_Required task_:
Extract every record, keeping each one exactly as it is.

_Dataset entries_:
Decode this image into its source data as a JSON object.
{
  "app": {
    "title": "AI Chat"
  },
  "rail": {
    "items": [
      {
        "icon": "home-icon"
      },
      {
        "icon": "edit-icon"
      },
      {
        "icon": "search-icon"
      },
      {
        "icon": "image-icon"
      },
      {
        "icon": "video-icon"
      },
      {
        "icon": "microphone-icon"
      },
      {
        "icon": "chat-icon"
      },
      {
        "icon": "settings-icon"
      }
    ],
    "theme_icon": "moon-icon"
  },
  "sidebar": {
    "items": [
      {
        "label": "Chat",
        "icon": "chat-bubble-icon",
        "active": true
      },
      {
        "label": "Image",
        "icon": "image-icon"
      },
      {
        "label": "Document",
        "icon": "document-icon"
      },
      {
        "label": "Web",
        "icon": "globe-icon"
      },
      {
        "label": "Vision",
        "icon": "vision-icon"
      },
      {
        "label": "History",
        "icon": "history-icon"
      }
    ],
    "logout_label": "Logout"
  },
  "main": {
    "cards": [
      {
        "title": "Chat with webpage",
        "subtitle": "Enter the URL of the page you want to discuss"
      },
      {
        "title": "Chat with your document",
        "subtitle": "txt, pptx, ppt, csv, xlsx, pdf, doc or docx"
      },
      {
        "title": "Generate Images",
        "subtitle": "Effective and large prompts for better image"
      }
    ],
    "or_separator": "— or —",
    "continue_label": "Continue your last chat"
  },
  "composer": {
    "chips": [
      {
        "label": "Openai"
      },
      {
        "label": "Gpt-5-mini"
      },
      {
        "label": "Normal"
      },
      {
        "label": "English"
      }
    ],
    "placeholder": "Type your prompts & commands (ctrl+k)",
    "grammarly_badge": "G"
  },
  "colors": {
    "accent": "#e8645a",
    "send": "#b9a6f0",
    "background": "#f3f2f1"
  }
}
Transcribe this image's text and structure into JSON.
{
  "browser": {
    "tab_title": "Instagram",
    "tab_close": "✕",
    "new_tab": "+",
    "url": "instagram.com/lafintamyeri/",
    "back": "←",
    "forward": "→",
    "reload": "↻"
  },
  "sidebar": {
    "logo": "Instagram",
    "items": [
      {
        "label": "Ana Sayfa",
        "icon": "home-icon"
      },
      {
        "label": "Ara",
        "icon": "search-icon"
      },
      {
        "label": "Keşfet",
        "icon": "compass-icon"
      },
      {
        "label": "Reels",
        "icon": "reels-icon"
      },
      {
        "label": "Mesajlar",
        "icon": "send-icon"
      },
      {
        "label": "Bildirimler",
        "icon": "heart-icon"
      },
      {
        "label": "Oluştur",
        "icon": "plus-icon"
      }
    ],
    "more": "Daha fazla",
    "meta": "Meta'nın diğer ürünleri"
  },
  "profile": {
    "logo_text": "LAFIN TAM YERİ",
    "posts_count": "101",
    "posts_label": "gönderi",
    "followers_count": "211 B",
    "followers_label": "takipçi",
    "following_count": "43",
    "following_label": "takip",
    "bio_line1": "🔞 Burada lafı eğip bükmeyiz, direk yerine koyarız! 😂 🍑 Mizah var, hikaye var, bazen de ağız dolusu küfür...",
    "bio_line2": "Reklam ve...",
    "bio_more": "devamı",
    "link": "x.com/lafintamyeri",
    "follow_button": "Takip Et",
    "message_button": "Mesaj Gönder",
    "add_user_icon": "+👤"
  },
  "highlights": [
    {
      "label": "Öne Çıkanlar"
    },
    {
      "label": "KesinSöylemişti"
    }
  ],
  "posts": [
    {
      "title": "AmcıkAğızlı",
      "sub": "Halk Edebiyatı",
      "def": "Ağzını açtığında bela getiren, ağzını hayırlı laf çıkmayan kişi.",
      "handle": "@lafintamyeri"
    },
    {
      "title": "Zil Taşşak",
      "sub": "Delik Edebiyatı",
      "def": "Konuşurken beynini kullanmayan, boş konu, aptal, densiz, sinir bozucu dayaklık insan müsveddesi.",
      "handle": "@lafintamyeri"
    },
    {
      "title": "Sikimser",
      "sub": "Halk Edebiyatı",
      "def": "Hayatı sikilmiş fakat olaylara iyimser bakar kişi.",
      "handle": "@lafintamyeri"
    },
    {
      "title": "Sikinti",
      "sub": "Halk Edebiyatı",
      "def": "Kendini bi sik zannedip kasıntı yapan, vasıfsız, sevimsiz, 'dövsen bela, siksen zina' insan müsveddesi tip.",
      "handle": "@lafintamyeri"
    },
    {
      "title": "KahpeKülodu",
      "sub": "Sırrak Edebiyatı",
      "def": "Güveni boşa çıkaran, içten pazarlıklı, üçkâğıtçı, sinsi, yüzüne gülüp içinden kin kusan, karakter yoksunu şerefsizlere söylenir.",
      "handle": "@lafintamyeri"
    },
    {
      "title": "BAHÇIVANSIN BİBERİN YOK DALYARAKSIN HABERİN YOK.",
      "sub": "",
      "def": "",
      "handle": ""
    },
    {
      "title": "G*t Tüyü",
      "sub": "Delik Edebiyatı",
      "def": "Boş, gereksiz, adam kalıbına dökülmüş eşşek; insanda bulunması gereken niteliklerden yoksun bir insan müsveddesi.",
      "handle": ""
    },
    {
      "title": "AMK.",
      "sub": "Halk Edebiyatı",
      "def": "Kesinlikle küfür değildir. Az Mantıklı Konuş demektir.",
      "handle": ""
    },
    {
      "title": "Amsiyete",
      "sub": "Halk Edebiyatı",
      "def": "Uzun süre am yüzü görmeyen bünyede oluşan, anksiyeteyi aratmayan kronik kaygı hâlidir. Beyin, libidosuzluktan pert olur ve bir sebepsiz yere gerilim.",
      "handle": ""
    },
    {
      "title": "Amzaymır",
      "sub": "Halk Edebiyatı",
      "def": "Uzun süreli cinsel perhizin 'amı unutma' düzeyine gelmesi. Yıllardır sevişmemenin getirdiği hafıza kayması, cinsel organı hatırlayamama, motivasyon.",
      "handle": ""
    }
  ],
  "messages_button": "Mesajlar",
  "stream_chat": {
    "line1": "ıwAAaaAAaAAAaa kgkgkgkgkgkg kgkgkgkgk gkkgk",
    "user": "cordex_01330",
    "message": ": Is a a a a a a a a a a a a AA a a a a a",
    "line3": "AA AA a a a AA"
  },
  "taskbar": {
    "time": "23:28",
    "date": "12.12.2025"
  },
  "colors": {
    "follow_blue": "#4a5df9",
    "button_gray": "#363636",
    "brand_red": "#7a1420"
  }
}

_Solution_:
Decode this image into its source data as a JSON object.
{
  "app": {
    "title": "AI Chat"
  },
  "rail": {
    "items": [
      {
        "icon": "home-icon"
      },
      {
        "icon": "edit-icon"
      },
      {
        "icon": "search-icon"
      },
      {
        "icon": "image-icon"
      },
      {
        "icon": "video-icon"
      },
      {
        "icon": "microphone-icon"
      },
      {
        "icon": "chat-icon"
      },
      {
        "icon": "settings-icon"
      }
    ],
    "theme_icon": "moon-icon"
  },
  "sidebar": {
    "items": [
      {
        "label": "Chat",
        "icon": "chat-bubble-icon",
        "active": true
      },
      {
        "label": "Image",
        "icon": "image-icon"
      },
      {
        "label": "Document",
        "icon": "document-icon"
      },
      {
        "label": "Web",
        "icon": "globe-icon"
      },
      {
        "label": "Vision",
        "icon": "vision-icon"
      },
      {
        "label": "History",
        "icon": "history-icon"
      }
    ],
    "logout_label": "Logout"
  },
  "main": {
    "cards": [
      {
        "title": "Chat with webpage",
        "subtitle": "Enter the URL of the page you want to discuss"
      },
      {
        "title": "Chat with your document",
        "subtitle": "txt, pptx, ppt, csv, xlsx, pdf, doc or docx"
      },
      {
        "title": "Generate Images",
        "subtitle": "Effective and large prompts for better image"
      }
    ],
    "or_separator": "— or —",
    "continue_label": "Continue your last chat"
  },
  "composer": {
    "chips": [
      {
        "label": "Openai"
      },
      {
        "label": "Gpt-5-mini"
      },
      {
        "label": "Normal"
      },
      {
        "label": "English"
      }
    ],
    "placeholder": "Type your prompts & commands (ctrl+k)",
    "grammarly_badge": "G"
  },
  "colors": {
    "accent": "#e8645a",
    "send": "#b9a6f0",
    "background": "#f3f2f1"
  }
}
Transcribe this image's text and structure into JSON.
{
  "browser": {
    "tab_title": "Instagram",
    "tab_close": "✕",
    "new_tab": "+",
    "url": "instagram.com/lafintamyeri/",
    "back": "←",
    "forward": "→",
    "reload": "↻"
  },
  "sidebar": {
    "logo": "Instagram",
    "items": [
      {
        "label": "Ana Sayfa",
        "icon": "home-icon"
      },
      {
        "label": "Ara",
        "icon": "search-icon"
      },
      {
        "label": "Keşfet",
        "icon": "compass-icon"
      },
      {
        "label": "Reels",
        "icon": "reels-icon"
      },
      {
        "label": "Mesajlar",
        "icon": "send-icon"
      },
      {
        "label": "Bildirimler",
        "icon": "heart-icon"
      },
      {
        "label": "Oluştur",
        "icon": "plus-icon"
      }
    ],
    "more": "Daha fazla",
    "meta": "Meta'nın diğer ürünleri"
  },
  "profile": {
    "logo_text": "LAFIN TAM YERİ",
    "posts_count": "101",
    "posts_label": "gönderi",
    "followers_count": "211 B",
    "followers_label": "takipçi",
    "following_count": "43",
    "following_label": "takip",
    "bio_line1": "🔞 Burada lafı eğip bükmeyiz, direk yerine koyarız! 😂 🍑 Mizah var, hikaye var, bazen de ağız dolusu küfür...",
    "bio_line2": "Reklam ve...",
    "bio_more": "devamı",
    "link": "x.com/lafintamyeri",
    "follow_button": "Takip Et",
    "message_button": "Mesaj Gönder",
    "add_user_icon": "+👤"
  },
  "highlights": [
    {
      "label": "Öne Çıkanlar"
    },
    {
      "label": "KesinSöylemişti"
    }
  ],
  "posts": [
    {
      "title": "AmcıkAğızlı",
      "sub": "Halk Edebiyatı",
      "def": "Ağzını açtığında bela getiren, ağzını hayırlı laf çıkmayan kişi.",
      "handle": "@lafintamyeri"
    },
    {
      "title": "Zil Taşşak",
      "sub": "Delik Edebiyatı",
      "def": "Konuşurken beynini kullanmayan, boş konu, aptal, densiz, sinir bozucu dayaklık insan müsveddesi.",
      "handle": "@lafintamyeri"
    },
    {
      "title": "Sikimser",
      "sub": "Halk Edebiyatı",
      "def": "Hayatı sikilmiş fakat olaylara iyimser bakar kişi.",
      "handle": "@lafintamyeri"
    },
    {
      "title": "Sikinti",
      "sub": "Halk Edebiyatı",
      "def": "Kendini bi sik zannedip kasıntı yapan, vasıfsız, sevimsiz, 'dövsen bela, siksen zina' insan müsveddesi tip.",
      "handle": "@lafintamyeri"
    },
    {
      "title": "KahpeKülodu",
      "sub": "Sırrak Edebiyatı",
      "def": "Güveni boşa çıkaran, içten pazarlıklı, üçkâğıtçı, sinsi, yüzüne gülüp içinden kin kusan, karakter yoksunu şerefsizlere söylenir.",
      "handle": "@lafintamyeri"
    },
    {
      "title": "BAHÇIVANSIN BİBERİN YOK DALYARAKSIN HABERİN YOK.",
      "sub": "",
      "def": "",
      "handle": ""
    },
    {
      "title": "G*t Tüyü",
      "sub": "Delik Edebiyatı",
      "def": "Boş, gereksiz, adam kalıbına dökülmüş eşşek; insanda bulunması gereken niteliklerden yoksun bir insan müsveddesi.",
      "handle": ""
    },
    {
      "title": "AMK.",
      "sub": "Halk Edebiyatı",
      "def": "Kesinlikle küfür değildir. Az Mantıklı Konuş demektir.",
      "handle": ""
    },
    {
      "title": "Amsiyete",
      "sub": "Halk Edebiyatı",
      "def": "Uzun süre am yüzü görmeyen bünyede oluşan, anksiyeteyi aratmayan kronik kaygı hâlidir. Beyin, libidosuzluktan pert olur ve bir sebepsiz yere gerilim.",
      "handle": ""
    },
    {
      "title": "Amzaymır",
      "sub": "Halk Edebiyatı",
      "def": "Uzun süreli cinsel perhizin 'amı unutma' düzeyine gelmesi. Yıllardır sevişmemenin getirdiği hafıza kayması, cinsel organı hatırlayamama, motivasyon.",
      "handle": ""
    }
  ],
  "messages_button": "Mesajlar",
  "stream_chat": {
    "line1": "ıwAAaaAAaAAAaa kgkgkgkgkgkg kgkgkgkgk gkkgk",
    "user": "cordex_01330",
    "message": ": Is a a a a a a a a a a a a AA a a a a a",
    "line3": "AA AA a a a AA"
  },
  "taskbar": {
    "time": "23:28",
    "date": "12.12.2025"
  },
  "colors": {
    "follow_blue": "#4a5df9",
    "button_gray": "#363636",
    "brand_red": "#7a1420"
  }
}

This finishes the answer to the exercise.